## What you will do
Your answer should be one number: the count of lines in these entries that hold the word "destino".

## Source material
______
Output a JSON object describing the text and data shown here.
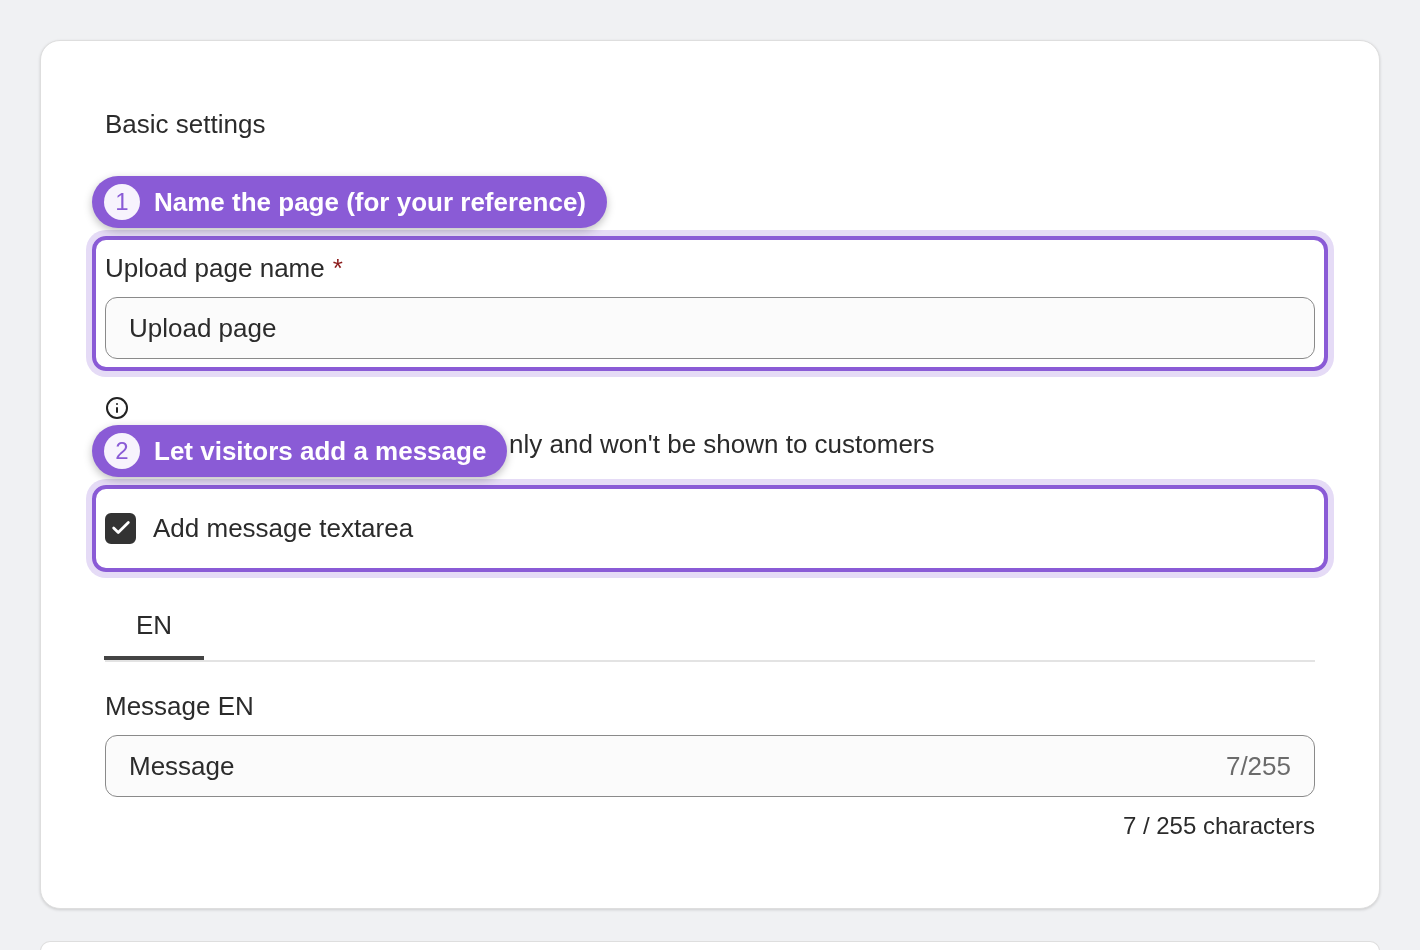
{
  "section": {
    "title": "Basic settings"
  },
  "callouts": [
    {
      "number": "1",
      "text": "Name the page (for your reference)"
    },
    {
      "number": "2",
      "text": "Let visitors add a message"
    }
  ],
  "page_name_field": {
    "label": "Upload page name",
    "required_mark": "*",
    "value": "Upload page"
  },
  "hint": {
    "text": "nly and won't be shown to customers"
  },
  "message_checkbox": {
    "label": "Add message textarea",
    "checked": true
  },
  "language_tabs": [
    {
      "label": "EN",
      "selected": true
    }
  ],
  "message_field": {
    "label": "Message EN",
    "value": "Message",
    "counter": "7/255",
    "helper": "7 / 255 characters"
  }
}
______
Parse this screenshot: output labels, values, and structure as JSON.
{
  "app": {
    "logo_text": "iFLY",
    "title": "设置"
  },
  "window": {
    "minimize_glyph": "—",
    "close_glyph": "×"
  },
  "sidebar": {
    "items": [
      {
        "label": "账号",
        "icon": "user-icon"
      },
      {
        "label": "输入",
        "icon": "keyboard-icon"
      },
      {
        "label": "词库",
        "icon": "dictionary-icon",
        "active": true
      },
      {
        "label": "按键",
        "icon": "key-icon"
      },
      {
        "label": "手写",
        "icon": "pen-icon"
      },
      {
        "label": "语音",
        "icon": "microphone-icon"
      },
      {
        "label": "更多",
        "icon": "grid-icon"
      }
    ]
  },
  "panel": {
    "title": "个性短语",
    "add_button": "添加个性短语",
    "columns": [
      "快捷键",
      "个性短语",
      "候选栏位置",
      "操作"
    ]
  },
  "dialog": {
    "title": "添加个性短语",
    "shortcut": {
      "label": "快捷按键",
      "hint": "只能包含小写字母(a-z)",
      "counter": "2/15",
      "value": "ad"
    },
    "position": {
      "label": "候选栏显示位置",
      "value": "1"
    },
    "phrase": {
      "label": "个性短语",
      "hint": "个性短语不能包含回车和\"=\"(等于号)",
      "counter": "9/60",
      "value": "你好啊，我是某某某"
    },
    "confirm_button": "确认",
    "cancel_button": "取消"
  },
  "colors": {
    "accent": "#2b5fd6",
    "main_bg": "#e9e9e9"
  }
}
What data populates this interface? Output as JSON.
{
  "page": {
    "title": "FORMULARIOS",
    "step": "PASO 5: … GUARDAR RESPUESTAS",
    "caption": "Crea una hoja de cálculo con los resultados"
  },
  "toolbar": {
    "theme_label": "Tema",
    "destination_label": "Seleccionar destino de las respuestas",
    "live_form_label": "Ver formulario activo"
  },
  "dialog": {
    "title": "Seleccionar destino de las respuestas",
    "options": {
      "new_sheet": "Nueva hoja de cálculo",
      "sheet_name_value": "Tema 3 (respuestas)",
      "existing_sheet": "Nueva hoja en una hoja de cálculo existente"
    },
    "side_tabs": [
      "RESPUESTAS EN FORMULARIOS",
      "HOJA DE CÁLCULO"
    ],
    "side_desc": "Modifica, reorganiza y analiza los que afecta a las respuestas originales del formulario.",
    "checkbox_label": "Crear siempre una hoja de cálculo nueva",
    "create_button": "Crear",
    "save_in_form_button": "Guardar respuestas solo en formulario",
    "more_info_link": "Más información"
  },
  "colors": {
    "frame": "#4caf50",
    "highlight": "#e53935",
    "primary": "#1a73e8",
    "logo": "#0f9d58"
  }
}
______
## Solved problem
2